** Begin **
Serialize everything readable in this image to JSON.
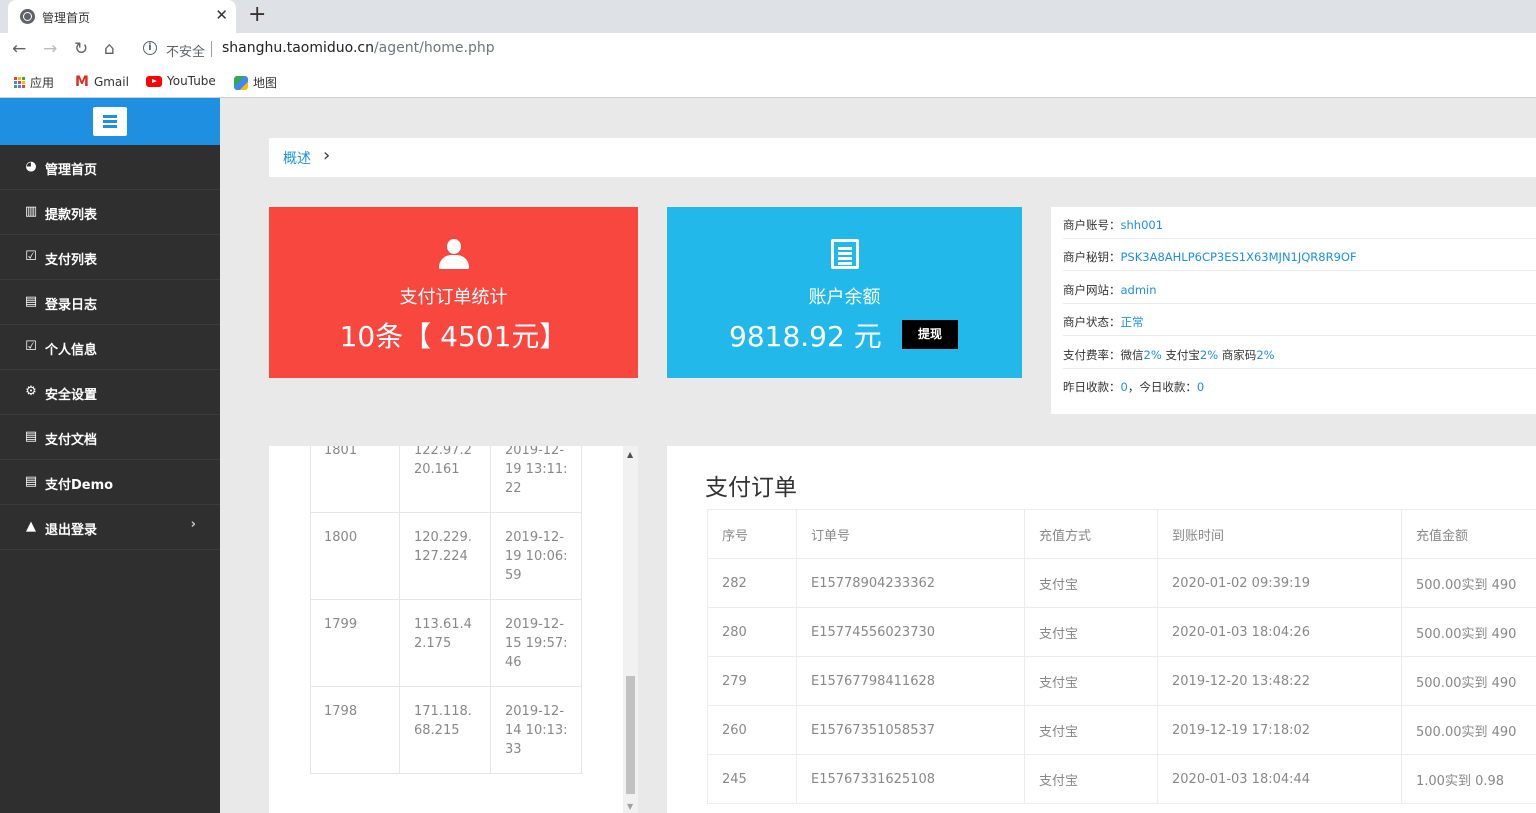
{
  "browser": {
    "tab_title": "管理首页",
    "tab_close": "✕",
    "new_tab": "+",
    "insecure_label": "不安全",
    "url_host": "shanghu.taomiduo.cn",
    "url_path": "/agent/home.php",
    "bookmarks": [
      {
        "label": "应用",
        "icon": "apps-icon"
      },
      {
        "label": "Gmail",
        "icon": "gmail-icon"
      },
      {
        "label": "YouTube",
        "icon": "youtube-icon"
      },
      {
        "label": "地图",
        "icon": "maps-icon"
      }
    ]
  },
  "sidebar": {
    "items": [
      {
        "label": "管理首页",
        "icon": "dashboard-icon"
      },
      {
        "label": "提款列表",
        "icon": "bar-chart-icon"
      },
      {
        "label": "支付列表",
        "icon": "checkbox-icon"
      },
      {
        "label": "登录日志",
        "icon": "document-icon"
      },
      {
        "label": "个人信息",
        "icon": "checkbox-icon"
      },
      {
        "label": "安全设置",
        "icon": "gears-icon"
      },
      {
        "label": "支付文档",
        "icon": "document-icon"
      },
      {
        "label": "支付Demo",
        "icon": "document-icon"
      },
      {
        "label": "退出登录",
        "icon": "warning-icon"
      }
    ]
  },
  "breadcrumb": {
    "label": "概述"
  },
  "cards": {
    "orders": {
      "title": "支付订单统计",
      "value": "10条【 4501元】",
      "icon": "user-icon"
    },
    "balance": {
      "title": "账户余额",
      "value": "9818.92 元",
      "button": "提现",
      "icon": "list-doc-icon"
    }
  },
  "merchant": {
    "account_label": "商户账号：",
    "account": "shh001",
    "secret_label": "商户秘钥：",
    "secret": "PSK3A8AHLP6CP3ES1X63MJN1JQR8R9OF",
    "site_label": "商户网站：",
    "site": "admin",
    "status_label": "商户状态：",
    "status": "正常",
    "rate_label": "支付费率：",
    "wechat_label": "微信",
    "wechat_rate": "2%",
    "alipay_label": "支付宝",
    "alipay_rate": "2%",
    "merchant_code_label": "商家码",
    "merchant_code_rate": "2%",
    "yesterday_label": "昨日收款：",
    "yesterday": "0",
    "today_label": "，今日收款：",
    "today": "0"
  },
  "login_log": {
    "rows": [
      {
        "id": "1801",
        "ip": "122.97.2\n20.161",
        "time": "2019-12-\n19 13:11:\n22"
      },
      {
        "id": "1800",
        "ip": "120.229.\n127.224",
        "time": "2019-12-\n19 10:06:\n59"
      },
      {
        "id": "1799",
        "ip": "113.61.4\n2.175",
        "time": "2019-12-\n15 19:57:\n46"
      },
      {
        "id": "1798",
        "ip": "171.118.\n68.215",
        "time": "2019-12-\n14 10:13:\n33"
      }
    ]
  },
  "orders": {
    "title": "支付订单",
    "headers": [
      "序号",
      "订单号",
      "充值方式",
      "到账时间",
      "充值金额"
    ],
    "rows": [
      [
        "282",
        "E15778904233362",
        "支付宝",
        "2020-01-02 09:39:19",
        "500.00实到 490"
      ],
      [
        "280",
        "E15774556023730",
        "支付宝",
        "2020-01-03 18:04:26",
        "500.00实到 490"
      ],
      [
        "279",
        "E15767798411628",
        "支付宝",
        "2019-12-20 13:48:22",
        "500.00实到 490"
      ],
      [
        "260",
        "E15767351058537",
        "支付宝",
        "2019-12-19 17:18:02",
        "500.00实到 490"
      ],
      [
        "245",
        "E15767331625108",
        "支付宝",
        "2020-01-03 18:04:44",
        "1.00实到 0.98"
      ]
    ]
  },
  "colors": {
    "primary": "#1e8fe1",
    "red_card": "#f8473f",
    "blue_card": "#22b9ea",
    "sidebar": "#2f2f2f"
  }
}
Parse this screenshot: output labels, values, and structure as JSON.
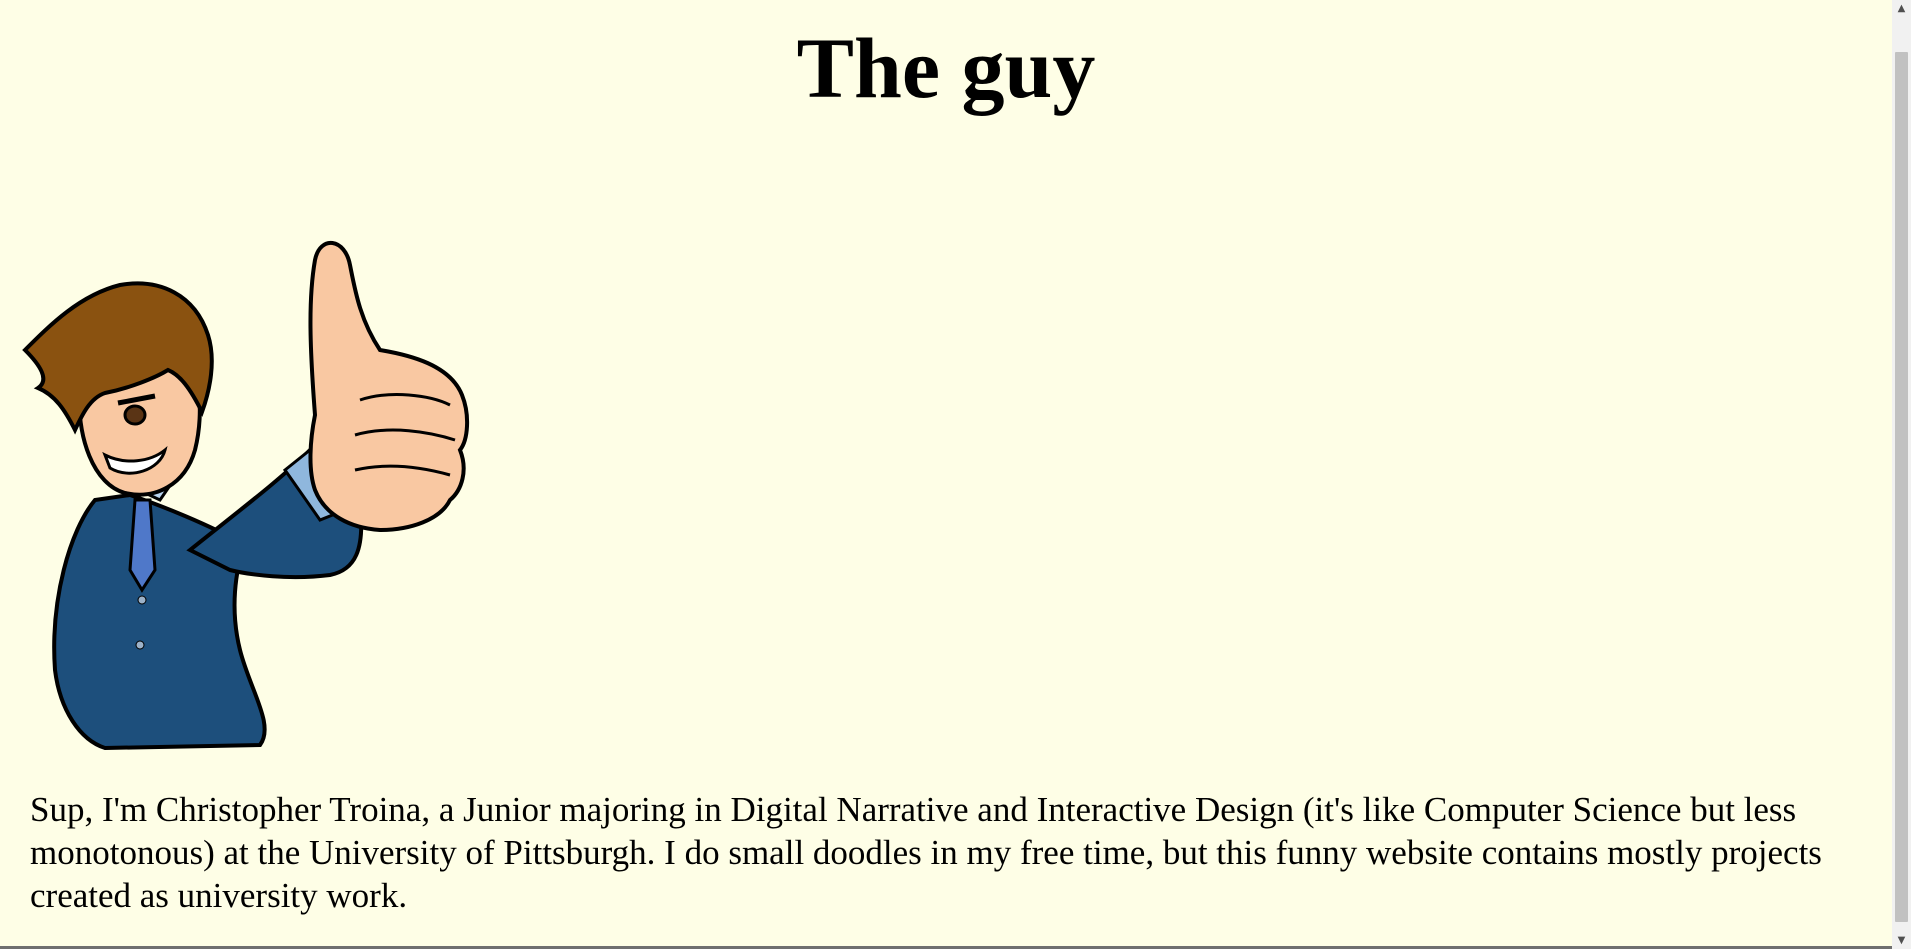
{
  "page": {
    "title": "The guy",
    "bio": "Sup, I'm Christopher Troina, a Junior majoring in Digital Narrative and Interactive Design (it's like Computer Science but less monotonous) at the University of Pittsburgh. I do small doodles in my free time, but this funny website contains mostly projects created as university work."
  },
  "colors": {
    "background": "#fefee6",
    "suit": "#1d4f7c",
    "hair": "#8a5210",
    "skin": "#f9c8a2"
  },
  "scrollbar": {
    "up_icon": "▲",
    "down_icon": "▼"
  }
}
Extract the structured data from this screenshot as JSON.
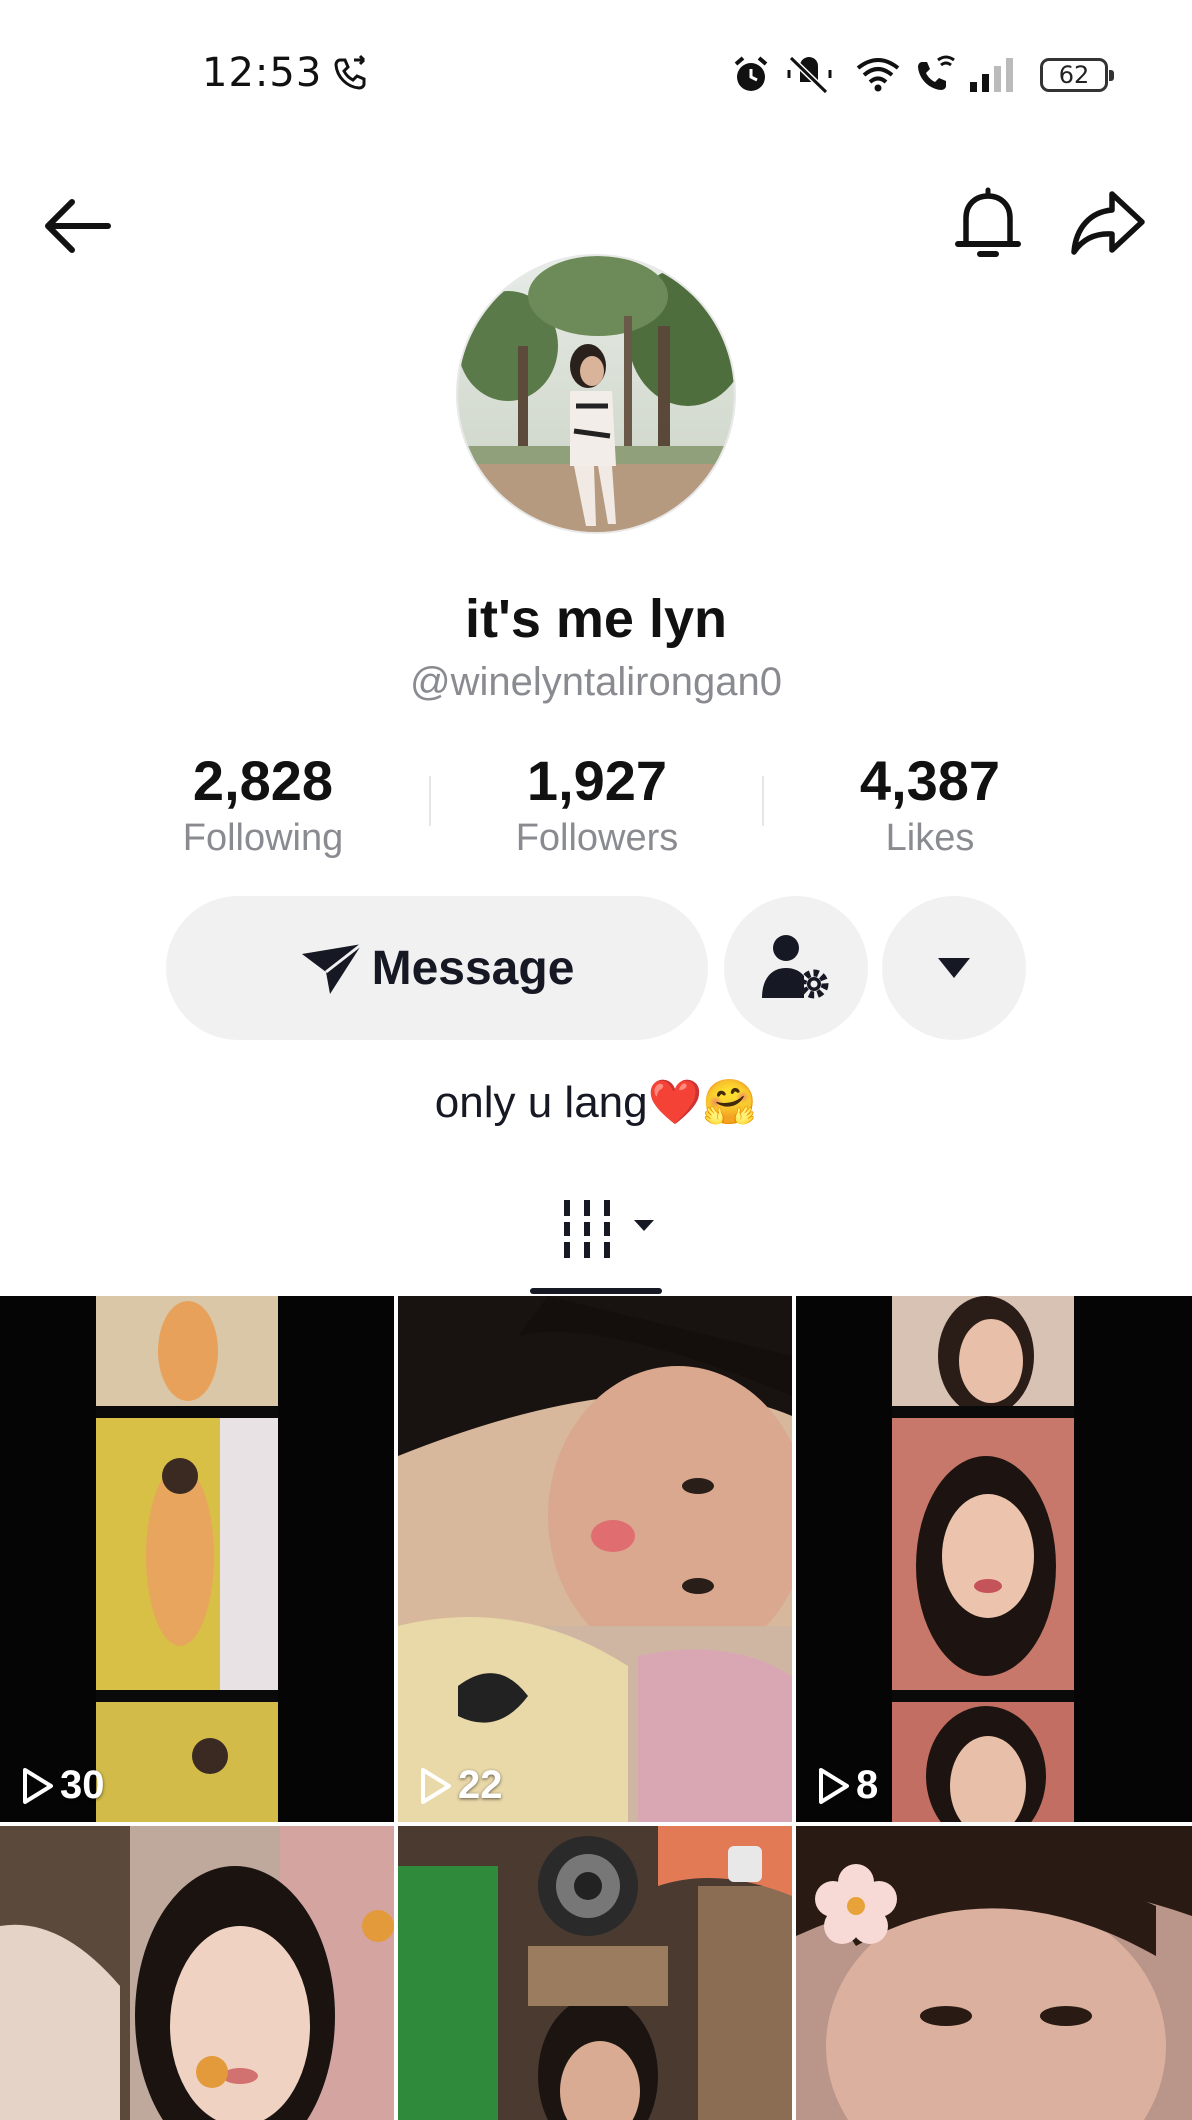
** End **
◆ **WHAT YOU WILL DO**
All preceding records should be duplicated verbatim, images excepted.

◆ **SOLUTION FOR THIS EXERCISE**
Serialize everything readable in this image to JSON.
{
  "browser": {
    "tab_title": "管理首页",
    "tab_close": "✕",
    "new_tab": "+",
    "insecure_label": "不安全",
    "url_host": "shanghu.taomiduo.cn",
    "url_path": "/agent/home.php",
    "bookmarks": [
      {
        "label": "应用",
        "icon": "apps-icon"
      },
      {
        "label": "Gmail",
        "icon": "gmail-icon"
      },
      {
        "label": "YouTube",
        "icon": "youtube-icon"
      },
      {
        "label": "地图",
        "icon": "maps-icon"
      }
    ]
  },
  "sidebar": {
    "items": [
      {
        "label": "管理首页",
        "icon": "dashboard-icon"
      },
      {
        "label": "提款列表",
        "icon": "bar-chart-icon"
      },
      {
        "label": "支付列表",
        "icon": "checkbox-icon"
      },
      {
        "label": "登录日志",
        "icon": "document-icon"
      },
      {
        "label": "个人信息",
        "icon": "checkbox-icon"
      },
      {
        "label": "安全设置",
        "icon": "gears-icon"
      },
      {
        "label": "支付文档",
        "icon": "document-icon"
      },
      {
        "label": "支付Demo",
        "icon": "document-icon"
      },
      {
        "label": "退出登录",
        "icon": "warning-icon"
      }
    ]
  },
  "breadcrumb": {
    "label": "概述"
  },
  "cards": {
    "orders": {
      "title": "支付订单统计",
      "value": "10条【 4501元】",
      "icon": "user-icon"
    },
    "balance": {
      "title": "账户余额",
      "value": "9818.92 元",
      "button": "提现",
      "icon": "list-doc-icon"
    }
  },
  "merchant": {
    "account_label": "商户账号：",
    "account": "shh001",
    "secret_label": "商户秘钥：",
    "secret": "PSK3A8AHLP6CP3ES1X63MJN1JQR8R9OF",
    "site_label": "商户网站：",
    "site": "admin",
    "status_label": "商户状态：",
    "status": "正常",
    "rate_label": "支付费率：",
    "wechat_label": "微信",
    "wechat_rate": "2%",
    "alipay_label": "支付宝",
    "alipay_rate": "2%",
    "merchant_code_label": "商家码",
    "merchant_code_rate": "2%",
    "yesterday_label": "昨日收款：",
    "yesterday": "0",
    "today_label": "，今日收款：",
    "today": "0"
  },
  "login_log": {
    "rows": [
      {
        "id": "1801",
        "ip": "122.97.2\n20.161",
        "time": "2019-12-\n19 13:11:\n22"
      },
      {
        "id": "1800",
        "ip": "120.229.\n127.224",
        "time": "2019-12-\n19 10:06:\n59"
      },
      {
        "id": "1799",
        "ip": "113.61.4\n2.175",
        "time": "2019-12-\n15 19:57:\n46"
      },
      {
        "id": "1798",
        "ip": "171.118.\n68.215",
        "time": "2019-12-\n14 10:13:\n33"
      }
    ]
  },
  "orders": {
    "title": "支付订单",
    "headers": [
      "序号",
      "订单号",
      "充值方式",
      "到账时间",
      "充值金额"
    ],
    "rows": [
      [
        "282",
        "E15778904233362",
        "支付宝",
        "2020-01-02 09:39:19",
        "500.00实到 490"
      ],
      [
        "280",
        "E15774556023730",
        "支付宝",
        "2020-01-03 18:04:26",
        "500.00实到 490"
      ],
      [
        "279",
        "E15767798411628",
        "支付宝",
        "2019-12-20 13:48:22",
        "500.00实到 490"
      ],
      [
        "260",
        "E15767351058537",
        "支付宝",
        "2019-12-19 17:18:02",
        "500.00实到 490"
      ],
      [
        "245",
        "E15767331625108",
        "支付宝",
        "2020-01-03 18:04:44",
        "1.00实到 0.98"
      ]
    ]
  },
  "colors": {
    "primary": "#1e8fe1",
    "red_card": "#f8473f",
    "blue_card": "#22b9ea",
    "sidebar": "#2f2f2f"
  }
}
Parse this screenshot: output labels, values, and structure as JSON.
{
  "page": {
    "title": "The guy",
    "bio": "Sup, I'm Christopher Troina, a Junior majoring in Digital Narrative and Interactive Design (it's like Computer Science but less monotonous) at the University of Pittsburgh. I do small doodles in my free time, but this funny website contains mostly projects created as university work."
  },
  "colors": {
    "background": "#fefee6",
    "suit": "#1d4f7c",
    "hair": "#8a5210",
    "skin": "#f9c8a2"
  },
  "scrollbar": {
    "up_icon": "▲",
    "down_icon": "▼"
  }
}
Extract the structured data from this screenshot as JSON.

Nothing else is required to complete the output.